Determine how many lines of the material hold the string "Trade" and reply with only that number.

# start of DATASET RECORDS

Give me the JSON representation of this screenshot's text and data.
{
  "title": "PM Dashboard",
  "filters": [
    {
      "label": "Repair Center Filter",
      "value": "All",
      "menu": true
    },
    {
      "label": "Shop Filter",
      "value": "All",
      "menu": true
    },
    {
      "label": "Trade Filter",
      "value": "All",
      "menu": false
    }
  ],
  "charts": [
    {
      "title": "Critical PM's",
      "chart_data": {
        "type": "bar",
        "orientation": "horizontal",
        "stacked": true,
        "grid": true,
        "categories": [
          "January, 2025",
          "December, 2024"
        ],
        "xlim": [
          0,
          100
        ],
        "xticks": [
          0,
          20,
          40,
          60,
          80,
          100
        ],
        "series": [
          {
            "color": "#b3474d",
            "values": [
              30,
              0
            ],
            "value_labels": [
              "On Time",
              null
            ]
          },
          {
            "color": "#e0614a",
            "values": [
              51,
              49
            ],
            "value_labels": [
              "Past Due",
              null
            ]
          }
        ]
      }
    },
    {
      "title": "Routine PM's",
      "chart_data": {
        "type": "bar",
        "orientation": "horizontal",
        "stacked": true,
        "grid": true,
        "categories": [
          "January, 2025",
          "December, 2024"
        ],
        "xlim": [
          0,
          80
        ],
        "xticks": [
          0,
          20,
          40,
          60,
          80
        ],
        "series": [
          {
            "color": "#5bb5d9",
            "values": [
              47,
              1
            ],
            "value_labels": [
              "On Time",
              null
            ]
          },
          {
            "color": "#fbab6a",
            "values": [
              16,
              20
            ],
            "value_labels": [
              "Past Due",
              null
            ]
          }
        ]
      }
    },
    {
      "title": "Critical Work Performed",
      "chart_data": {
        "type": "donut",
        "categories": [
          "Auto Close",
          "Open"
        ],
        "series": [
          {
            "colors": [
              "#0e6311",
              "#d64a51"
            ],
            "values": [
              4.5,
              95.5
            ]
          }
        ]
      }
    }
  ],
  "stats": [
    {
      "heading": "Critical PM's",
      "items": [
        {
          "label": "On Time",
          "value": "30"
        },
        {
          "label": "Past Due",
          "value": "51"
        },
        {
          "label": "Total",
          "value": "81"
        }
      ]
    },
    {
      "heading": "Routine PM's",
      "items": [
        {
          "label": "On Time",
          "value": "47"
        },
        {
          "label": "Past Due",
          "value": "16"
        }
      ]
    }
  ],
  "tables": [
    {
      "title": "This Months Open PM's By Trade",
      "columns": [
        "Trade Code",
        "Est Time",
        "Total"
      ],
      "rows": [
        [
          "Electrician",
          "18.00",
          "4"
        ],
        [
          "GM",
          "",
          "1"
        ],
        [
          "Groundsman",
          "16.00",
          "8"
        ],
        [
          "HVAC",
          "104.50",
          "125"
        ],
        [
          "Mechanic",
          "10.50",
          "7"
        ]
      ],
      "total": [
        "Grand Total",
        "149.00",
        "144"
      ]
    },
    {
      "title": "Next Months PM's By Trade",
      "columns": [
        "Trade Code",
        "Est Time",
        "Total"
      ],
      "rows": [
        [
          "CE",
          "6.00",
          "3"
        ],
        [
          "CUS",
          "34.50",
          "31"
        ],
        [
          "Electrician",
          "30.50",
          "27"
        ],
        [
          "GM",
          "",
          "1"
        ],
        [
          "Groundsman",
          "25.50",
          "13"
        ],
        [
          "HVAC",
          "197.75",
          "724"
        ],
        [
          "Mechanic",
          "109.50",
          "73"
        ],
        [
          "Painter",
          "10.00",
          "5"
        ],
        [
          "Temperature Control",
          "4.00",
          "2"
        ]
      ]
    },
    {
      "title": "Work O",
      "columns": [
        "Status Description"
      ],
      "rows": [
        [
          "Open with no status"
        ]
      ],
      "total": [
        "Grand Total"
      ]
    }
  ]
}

# end of DATASET RECORDS

§ ANSWER TO THE TASK
5